▶ _EXERCISE TASK_
Which lines in the entries below contain the string "based"? Extract each of them in full.

▶ _THE DATA_

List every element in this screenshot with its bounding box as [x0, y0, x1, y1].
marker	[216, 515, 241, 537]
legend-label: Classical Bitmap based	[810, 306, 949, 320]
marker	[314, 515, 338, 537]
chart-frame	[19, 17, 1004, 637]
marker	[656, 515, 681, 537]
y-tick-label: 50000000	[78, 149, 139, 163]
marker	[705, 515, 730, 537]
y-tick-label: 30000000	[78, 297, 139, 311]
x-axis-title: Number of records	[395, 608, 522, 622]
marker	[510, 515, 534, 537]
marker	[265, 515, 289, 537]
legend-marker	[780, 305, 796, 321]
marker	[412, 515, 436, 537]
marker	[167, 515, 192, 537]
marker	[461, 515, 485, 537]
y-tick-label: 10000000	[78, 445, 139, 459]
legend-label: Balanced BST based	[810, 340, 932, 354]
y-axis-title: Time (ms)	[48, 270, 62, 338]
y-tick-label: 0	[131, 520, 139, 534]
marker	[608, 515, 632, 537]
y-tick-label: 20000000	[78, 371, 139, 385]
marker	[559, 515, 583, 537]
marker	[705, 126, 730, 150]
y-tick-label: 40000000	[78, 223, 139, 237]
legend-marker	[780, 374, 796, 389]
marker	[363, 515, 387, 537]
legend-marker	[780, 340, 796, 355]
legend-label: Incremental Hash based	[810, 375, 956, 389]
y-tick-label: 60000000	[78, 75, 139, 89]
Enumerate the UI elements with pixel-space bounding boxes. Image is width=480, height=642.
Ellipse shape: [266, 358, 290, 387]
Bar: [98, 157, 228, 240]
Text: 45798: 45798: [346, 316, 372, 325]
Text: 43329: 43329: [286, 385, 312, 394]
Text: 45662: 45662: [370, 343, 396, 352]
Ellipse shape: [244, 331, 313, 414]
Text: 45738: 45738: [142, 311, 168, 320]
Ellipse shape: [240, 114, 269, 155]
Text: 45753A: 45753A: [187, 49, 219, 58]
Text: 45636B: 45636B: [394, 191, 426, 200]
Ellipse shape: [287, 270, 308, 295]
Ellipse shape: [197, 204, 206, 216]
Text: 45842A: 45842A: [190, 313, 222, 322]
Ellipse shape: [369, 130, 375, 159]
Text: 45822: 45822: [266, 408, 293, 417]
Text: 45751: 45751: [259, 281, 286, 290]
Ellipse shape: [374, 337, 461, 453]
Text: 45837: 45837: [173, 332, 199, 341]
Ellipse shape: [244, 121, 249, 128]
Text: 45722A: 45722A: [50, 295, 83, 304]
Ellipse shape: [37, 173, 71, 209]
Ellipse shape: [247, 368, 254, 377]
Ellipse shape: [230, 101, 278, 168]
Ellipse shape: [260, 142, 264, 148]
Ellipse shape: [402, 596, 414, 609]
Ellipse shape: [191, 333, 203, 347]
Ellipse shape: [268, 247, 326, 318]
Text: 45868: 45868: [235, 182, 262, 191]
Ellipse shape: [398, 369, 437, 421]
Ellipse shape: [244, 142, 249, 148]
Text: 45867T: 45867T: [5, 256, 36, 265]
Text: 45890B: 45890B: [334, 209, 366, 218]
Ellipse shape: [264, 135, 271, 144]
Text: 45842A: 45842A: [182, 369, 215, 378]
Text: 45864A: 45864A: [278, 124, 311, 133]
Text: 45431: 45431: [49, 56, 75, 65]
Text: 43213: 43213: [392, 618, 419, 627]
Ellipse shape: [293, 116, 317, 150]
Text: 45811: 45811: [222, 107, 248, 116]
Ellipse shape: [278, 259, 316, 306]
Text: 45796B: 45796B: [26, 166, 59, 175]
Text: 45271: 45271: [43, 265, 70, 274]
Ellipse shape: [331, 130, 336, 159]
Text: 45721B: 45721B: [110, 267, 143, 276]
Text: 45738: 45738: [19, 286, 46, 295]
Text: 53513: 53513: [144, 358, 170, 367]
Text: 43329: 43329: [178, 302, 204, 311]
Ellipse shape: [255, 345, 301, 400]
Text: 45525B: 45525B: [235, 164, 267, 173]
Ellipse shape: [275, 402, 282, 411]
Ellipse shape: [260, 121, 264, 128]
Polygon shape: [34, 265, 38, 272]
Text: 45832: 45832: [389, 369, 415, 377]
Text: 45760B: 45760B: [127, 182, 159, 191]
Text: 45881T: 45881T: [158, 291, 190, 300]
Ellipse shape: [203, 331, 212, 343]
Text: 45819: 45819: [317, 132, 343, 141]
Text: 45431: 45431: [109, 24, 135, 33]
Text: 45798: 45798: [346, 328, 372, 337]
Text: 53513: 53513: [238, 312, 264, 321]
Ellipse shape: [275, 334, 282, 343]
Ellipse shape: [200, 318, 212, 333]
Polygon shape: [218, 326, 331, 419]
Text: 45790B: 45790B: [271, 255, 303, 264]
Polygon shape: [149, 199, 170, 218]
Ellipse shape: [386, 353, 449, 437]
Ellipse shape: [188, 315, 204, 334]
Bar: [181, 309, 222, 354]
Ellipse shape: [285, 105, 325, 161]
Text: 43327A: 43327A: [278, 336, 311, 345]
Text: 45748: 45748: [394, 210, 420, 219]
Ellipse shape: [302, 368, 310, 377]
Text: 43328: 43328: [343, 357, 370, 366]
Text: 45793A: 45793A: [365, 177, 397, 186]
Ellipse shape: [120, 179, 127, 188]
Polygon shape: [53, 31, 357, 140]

▶ _THE REPLY_
legend-label: Classical Bitmap based	[810, 306, 949, 320]
legend-label: Balanced BST based	[810, 340, 932, 354]
legend-label: Incremental Hash based	[810, 375, 956, 389]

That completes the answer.